ENTRIES SUPPLIED:
+-------+
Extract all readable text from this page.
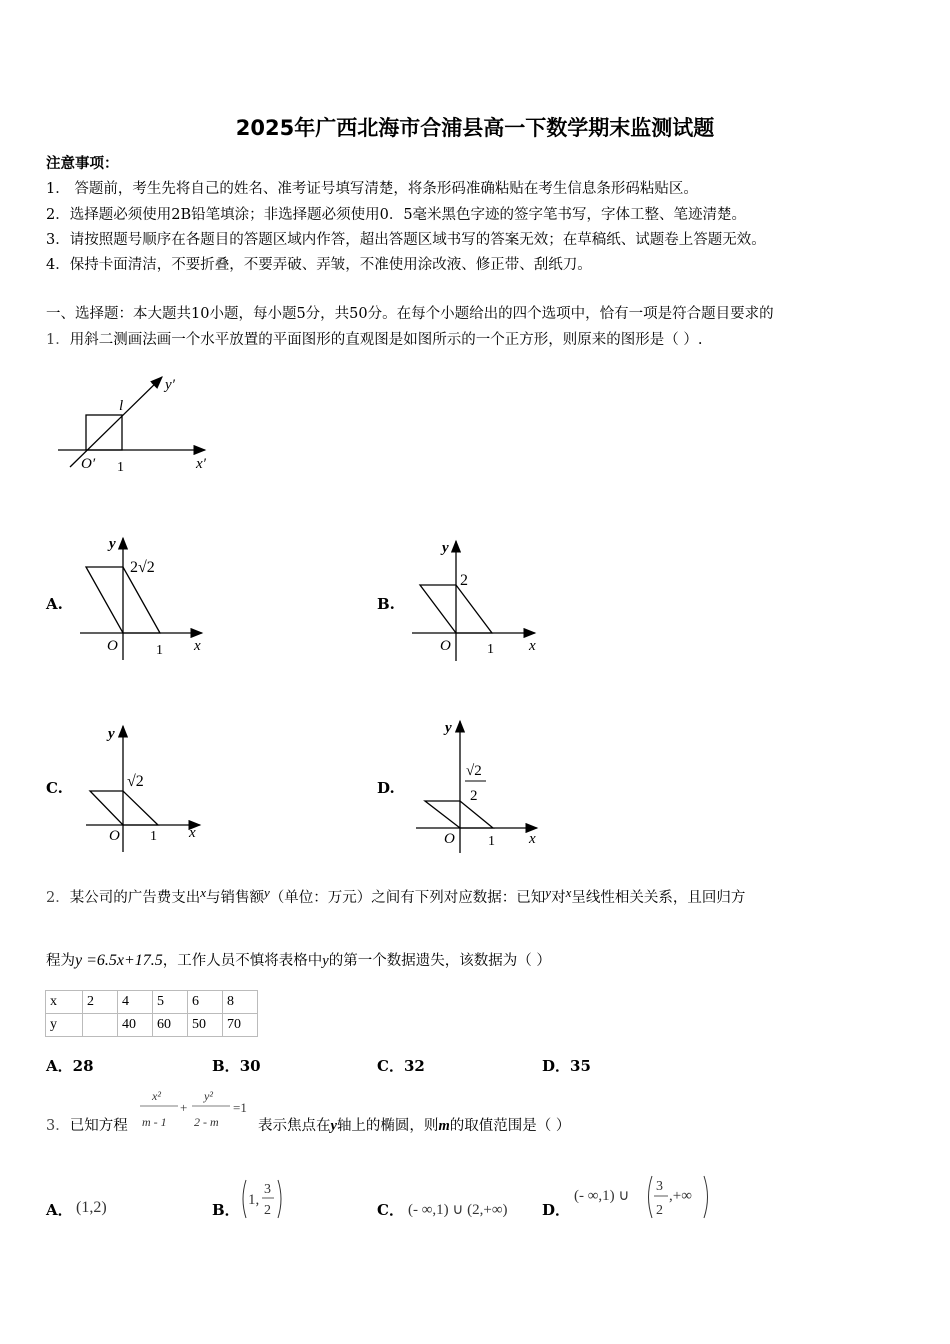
2025年广西北海市合浦县高一下数学期末监测试题
注意事项：
1． 答题前，考生先将自己的姓名、准考证号填写清楚，将条形码准确粘贴在考生信息条形码粘贴区。
2．选择题必须使用2B铅笔填涂；非选择题必须使用0．5毫米黑色字迹的签字笔书写，字体工整、笔迹清楚。
3．请按照题号顺序在各题目的答题区域内作答，超出答题区域书写的答案无效；在草稿纸、试题卷上答题无效。
4．保持卡面清洁，不要折叠，不要弄破、弄皱，不准使用涂改液、修正带、刮纸刀。
一、选择题：本大题共10小题，每小题5分，共50分。在每个小题给出的四个选项中，恰有一项是符合题目要求的
1．用斜二测画法画一个水平放置的平面图形的直观图是如图所示的一个正方形，则原来的图形是（ ）.
y′
x′
O′ 1
l
A.
y
x
O	1
2√2
B.
y
x
O	1
2
C.
y
x
O 1
√2	D.
y
x
O 1
√2
2
2．某公司的广告费支出x与销售额y（单位：万元）之间有下列对应数据：已知y对x呈线性相关关系，且回归方
程为y =6.5x+17.5，工作人员不慎将表格中y的第一个数据遗失，该数据为（ ）
x	2	4	5	6	8
y		40	60	50	70
A．28	B．30	C．32	D．35
3．已知方程
x²
m - 1
+
y²
2 - m
=1
表示焦点在y轴上的椭圆，则m的取值范围是（ ）
A． (1,2)	B．
1,
3
2	C． (- ∞,1) ∪ (2,+∞) D．
(- ∞,1) ∪
3
2
,+∞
+-------+
Your task is to return the entries above exactly, with no pictures.

Extract all readable text from this page.
2025年广西北海市合浦县高一下数学期末监测试题
注意事项：
1． 答题前，考生先将自己的姓名、准考证号填写清楚，将条形码准确粘贴在考生信息条形码粘贴区。
2．选择题必须使用2B铅笔填涂；非选择题必须使用0．5毫米黑色字迹的签字笔书写，字体工整、笔迹清楚。
3．请按照题号顺序在各题目的答题区域内作答，超出答题区域书写的答案无效；在草稿纸、试题卷上答题无效。
4．保持卡面清洁，不要折叠，不要弄破、弄皱，不准使用涂改液、修正带、刮纸刀。
一、选择题：本大题共10小题，每小题5分，共50分。在每个小题给出的四个选项中，恰有一项是符合题目要求的
1．用斜二测画法画一个水平放置的平面图形的直观图是如图所示的一个正方形，则原来的图形是（ ）.
y′
x′
O′ 1
l
A.
y
x
O	1
2√2
B.
y
x
O	1
2
C.
y
x
O 1
√2	D.
y
x
O 1
√2
2
2．某公司的广告费支出x与销售额y（单位：万元）之间有下列对应数据：已知y对x呈线性相关关系，且回归方
程为y =6.5x+17.5，工作人员不慎将表格中y的第一个数据遗失，该数据为（ ）
x	2	4	5	6	8
y		40	60	50	70
A．28	B．30	C．32	D．35
3．已知方程
x²
m - 1
+
y²
2 - m
=1
表示焦点在y轴上的椭圆，则m的取值范围是（ ）
A． (1,2)	B．
1,
3
2	C． (- ∞,1) ∪ (2,+∞) D．
(- ∞,1) ∪
3
2
,+∞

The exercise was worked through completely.